** EXERCISE **
Go through the listing and pick out each line with the word "academic" in it.

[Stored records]
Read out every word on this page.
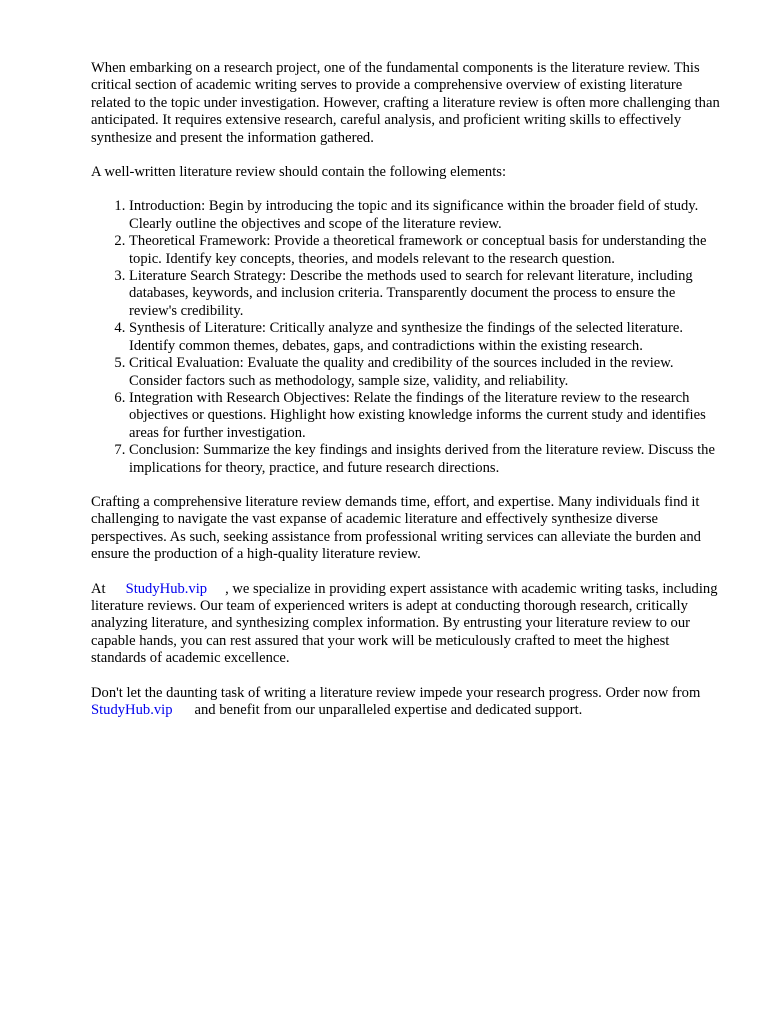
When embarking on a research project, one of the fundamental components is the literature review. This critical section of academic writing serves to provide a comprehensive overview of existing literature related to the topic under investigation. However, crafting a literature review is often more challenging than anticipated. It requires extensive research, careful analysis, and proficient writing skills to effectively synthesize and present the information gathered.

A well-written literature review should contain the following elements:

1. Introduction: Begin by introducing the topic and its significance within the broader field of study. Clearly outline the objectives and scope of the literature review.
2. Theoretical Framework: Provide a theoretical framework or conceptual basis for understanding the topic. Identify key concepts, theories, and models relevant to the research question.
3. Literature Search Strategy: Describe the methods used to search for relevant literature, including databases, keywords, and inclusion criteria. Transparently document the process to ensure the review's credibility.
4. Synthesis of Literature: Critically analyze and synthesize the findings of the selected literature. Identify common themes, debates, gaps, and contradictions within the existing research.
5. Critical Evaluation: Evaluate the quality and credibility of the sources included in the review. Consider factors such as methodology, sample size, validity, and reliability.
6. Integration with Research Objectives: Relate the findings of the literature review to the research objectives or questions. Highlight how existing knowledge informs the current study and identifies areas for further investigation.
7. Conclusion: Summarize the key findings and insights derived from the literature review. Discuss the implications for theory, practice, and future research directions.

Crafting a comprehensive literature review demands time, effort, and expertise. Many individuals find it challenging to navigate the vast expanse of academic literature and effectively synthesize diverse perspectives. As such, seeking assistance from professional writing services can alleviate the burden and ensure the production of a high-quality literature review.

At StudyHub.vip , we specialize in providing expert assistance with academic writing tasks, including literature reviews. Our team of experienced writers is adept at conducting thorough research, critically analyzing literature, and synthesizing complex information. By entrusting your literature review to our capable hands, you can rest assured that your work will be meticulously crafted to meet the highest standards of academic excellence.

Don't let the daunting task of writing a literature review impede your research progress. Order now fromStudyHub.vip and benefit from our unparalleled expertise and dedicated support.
==
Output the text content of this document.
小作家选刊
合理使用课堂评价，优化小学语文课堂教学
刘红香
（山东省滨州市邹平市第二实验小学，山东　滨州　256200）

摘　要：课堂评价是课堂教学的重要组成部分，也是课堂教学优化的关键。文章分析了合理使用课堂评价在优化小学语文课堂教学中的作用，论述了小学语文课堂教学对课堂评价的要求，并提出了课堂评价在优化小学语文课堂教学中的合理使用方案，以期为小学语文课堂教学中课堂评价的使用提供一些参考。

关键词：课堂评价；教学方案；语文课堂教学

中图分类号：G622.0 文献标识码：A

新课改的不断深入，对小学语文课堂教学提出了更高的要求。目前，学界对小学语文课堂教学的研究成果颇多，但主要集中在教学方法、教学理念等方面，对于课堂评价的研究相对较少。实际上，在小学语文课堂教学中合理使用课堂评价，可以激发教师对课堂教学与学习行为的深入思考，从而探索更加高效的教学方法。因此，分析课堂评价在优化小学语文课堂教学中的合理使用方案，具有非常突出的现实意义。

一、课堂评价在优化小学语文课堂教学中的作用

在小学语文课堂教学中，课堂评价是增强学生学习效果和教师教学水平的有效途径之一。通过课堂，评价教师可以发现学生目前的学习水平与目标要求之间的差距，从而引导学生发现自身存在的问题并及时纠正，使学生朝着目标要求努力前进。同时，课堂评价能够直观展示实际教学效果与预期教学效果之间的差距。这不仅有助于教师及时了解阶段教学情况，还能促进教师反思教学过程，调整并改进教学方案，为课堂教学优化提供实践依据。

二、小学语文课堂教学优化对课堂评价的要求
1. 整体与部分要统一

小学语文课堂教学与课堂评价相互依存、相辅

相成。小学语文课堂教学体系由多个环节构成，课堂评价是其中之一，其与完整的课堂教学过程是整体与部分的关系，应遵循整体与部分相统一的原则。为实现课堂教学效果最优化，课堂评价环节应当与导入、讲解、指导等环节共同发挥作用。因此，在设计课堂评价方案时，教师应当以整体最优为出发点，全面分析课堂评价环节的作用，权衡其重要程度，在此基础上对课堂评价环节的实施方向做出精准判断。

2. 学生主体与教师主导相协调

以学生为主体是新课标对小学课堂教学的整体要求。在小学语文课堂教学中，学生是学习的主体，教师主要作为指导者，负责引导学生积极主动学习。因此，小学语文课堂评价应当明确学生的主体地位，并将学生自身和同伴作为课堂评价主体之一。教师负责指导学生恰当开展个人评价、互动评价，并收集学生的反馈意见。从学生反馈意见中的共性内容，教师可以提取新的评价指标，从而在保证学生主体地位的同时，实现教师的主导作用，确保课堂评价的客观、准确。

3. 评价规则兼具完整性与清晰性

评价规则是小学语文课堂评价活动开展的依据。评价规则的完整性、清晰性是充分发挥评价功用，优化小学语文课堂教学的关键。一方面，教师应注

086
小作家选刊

** RESPONSE **
When embarking on a research project, one of the fundamental components is the literature review. This critical section of academic writing serves to provide a comprehensive overview of existing literature related to the topic under investigation. However, crafting a literature review is often more challenging than anticipated. It requires extensive research, careful analysis, and proficient writing skills to effectively synthesize and present the information gathered.
Crafting a comprehensive literature review demands time, effort, and expertise. Many individuals find it challenging to navigate the vast expanse of academic literature and effectively synthesize diverse perspectives. As such, seeking assistance from professional writing services can alleviate the burden and ensure the production of a high-quality literature review.
At StudyHub.vip , we specialize in providing expert assistance with academic writing tasks, including literature reviews. Our team of experienced writers is adept at conducting thorough research, critically analyzing literature, and synthesizing complex information. By entrusting your literature review to our capable hands, you can rest assured that your work will be meticulously crafted to meet the highest standards of academic excellence.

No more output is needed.